* [Records shown]:
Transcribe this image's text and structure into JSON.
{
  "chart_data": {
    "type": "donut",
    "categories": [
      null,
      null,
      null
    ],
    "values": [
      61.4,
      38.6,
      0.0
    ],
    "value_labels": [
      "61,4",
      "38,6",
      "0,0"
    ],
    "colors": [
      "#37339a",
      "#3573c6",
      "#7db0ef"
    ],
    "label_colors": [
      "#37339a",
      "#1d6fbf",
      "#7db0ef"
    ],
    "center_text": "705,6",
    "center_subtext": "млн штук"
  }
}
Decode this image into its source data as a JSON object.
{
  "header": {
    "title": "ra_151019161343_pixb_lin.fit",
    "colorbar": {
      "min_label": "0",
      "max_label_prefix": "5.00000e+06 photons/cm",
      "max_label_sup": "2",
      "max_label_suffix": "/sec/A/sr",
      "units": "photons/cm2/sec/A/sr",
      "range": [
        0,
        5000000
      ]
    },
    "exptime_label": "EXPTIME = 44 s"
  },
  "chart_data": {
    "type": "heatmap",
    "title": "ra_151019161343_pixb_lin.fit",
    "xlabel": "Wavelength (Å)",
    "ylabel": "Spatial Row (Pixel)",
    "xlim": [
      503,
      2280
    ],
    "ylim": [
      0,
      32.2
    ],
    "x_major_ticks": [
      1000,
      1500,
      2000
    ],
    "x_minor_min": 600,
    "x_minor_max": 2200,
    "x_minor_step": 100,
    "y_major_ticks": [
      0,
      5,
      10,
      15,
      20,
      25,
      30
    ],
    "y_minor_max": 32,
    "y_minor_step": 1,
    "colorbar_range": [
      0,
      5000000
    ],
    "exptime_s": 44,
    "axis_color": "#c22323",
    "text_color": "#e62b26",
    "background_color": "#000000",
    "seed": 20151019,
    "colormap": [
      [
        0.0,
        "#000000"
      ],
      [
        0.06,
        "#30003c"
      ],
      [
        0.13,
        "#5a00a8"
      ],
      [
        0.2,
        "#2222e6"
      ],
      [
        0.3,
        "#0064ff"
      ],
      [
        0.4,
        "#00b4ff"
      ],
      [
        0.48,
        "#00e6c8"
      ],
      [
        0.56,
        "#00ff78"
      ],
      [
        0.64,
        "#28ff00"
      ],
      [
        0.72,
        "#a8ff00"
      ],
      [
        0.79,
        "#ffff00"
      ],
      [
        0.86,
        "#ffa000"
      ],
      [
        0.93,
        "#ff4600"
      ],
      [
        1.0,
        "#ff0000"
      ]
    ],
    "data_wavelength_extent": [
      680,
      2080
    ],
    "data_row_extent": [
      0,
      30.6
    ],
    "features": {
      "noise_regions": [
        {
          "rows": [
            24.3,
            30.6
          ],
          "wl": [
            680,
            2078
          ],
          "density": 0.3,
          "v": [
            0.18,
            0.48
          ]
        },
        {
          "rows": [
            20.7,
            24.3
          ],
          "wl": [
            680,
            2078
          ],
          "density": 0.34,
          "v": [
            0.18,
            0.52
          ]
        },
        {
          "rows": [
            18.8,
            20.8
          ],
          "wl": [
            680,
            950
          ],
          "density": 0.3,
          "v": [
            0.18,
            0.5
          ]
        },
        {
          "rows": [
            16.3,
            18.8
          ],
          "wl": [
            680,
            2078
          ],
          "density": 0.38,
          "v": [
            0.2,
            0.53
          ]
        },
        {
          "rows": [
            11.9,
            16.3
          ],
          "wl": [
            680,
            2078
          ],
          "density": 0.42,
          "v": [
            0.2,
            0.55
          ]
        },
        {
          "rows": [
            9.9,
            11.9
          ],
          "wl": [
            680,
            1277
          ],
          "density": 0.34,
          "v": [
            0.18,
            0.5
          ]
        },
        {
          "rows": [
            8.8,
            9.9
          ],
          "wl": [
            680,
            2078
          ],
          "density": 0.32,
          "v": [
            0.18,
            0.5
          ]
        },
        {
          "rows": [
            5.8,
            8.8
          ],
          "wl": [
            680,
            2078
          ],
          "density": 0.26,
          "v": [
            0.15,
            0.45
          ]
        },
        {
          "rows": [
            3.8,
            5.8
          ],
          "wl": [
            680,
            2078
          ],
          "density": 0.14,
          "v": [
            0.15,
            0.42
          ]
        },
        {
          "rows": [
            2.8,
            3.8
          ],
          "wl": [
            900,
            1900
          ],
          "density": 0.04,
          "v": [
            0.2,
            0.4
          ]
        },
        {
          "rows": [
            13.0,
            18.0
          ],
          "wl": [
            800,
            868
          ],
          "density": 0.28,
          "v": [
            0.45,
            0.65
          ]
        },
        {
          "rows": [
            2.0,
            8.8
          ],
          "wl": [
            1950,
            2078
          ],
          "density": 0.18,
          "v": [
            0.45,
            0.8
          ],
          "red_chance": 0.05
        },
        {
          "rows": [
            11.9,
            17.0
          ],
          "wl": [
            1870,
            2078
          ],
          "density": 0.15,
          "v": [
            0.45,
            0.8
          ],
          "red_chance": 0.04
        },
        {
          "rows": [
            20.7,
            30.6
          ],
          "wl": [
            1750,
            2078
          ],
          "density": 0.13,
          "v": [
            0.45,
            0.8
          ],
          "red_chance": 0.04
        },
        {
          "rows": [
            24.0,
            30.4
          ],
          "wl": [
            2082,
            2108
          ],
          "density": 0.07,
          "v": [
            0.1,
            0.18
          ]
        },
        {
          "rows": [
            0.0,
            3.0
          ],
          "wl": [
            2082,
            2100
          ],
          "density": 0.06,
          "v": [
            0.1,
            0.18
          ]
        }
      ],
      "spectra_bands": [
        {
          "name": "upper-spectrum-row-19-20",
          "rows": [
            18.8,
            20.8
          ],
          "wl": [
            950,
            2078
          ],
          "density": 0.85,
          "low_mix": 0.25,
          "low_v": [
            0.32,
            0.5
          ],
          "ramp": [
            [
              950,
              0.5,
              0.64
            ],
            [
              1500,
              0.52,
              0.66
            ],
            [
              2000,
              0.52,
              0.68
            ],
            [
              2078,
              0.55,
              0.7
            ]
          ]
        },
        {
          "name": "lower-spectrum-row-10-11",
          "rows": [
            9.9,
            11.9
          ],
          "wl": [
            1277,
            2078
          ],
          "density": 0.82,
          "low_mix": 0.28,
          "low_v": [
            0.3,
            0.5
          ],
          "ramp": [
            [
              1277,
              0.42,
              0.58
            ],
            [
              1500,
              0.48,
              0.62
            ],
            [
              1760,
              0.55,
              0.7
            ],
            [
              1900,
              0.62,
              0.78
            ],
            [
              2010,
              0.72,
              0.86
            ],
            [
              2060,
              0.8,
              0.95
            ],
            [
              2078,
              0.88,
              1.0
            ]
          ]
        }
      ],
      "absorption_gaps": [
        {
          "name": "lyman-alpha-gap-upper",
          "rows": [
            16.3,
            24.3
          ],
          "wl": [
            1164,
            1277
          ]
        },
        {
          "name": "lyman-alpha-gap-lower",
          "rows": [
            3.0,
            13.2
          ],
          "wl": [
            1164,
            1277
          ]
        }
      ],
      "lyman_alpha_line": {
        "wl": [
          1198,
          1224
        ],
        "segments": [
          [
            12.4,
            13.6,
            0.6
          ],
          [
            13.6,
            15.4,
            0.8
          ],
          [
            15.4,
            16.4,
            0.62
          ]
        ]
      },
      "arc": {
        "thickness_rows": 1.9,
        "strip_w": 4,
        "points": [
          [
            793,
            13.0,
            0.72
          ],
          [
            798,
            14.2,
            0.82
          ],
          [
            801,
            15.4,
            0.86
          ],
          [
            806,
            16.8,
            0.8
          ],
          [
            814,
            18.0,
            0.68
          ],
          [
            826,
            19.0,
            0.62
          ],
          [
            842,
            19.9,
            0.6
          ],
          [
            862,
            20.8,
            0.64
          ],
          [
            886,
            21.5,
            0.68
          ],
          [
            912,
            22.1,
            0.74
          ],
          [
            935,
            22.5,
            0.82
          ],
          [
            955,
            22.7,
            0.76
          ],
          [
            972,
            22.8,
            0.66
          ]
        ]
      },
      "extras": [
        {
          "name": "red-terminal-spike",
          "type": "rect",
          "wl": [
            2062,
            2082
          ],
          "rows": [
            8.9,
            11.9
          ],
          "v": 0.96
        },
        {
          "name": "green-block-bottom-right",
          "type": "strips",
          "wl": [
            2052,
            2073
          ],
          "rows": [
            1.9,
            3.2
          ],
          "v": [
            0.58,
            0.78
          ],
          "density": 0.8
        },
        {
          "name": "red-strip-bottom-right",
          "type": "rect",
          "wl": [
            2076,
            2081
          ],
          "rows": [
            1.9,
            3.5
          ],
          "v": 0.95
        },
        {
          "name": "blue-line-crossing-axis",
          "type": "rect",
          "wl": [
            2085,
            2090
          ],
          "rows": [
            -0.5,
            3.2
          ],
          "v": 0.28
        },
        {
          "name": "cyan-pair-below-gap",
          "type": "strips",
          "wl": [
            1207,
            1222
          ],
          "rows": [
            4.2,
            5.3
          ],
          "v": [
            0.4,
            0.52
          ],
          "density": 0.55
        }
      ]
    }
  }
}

* [Work to do]:
Search the entries for the word "photons", then gather every line that has it.

* [Written response]:
      "max_label_prefix": "5.00000e+06 photons/cm",
      "units": "photons/cm2/sec/A/sr",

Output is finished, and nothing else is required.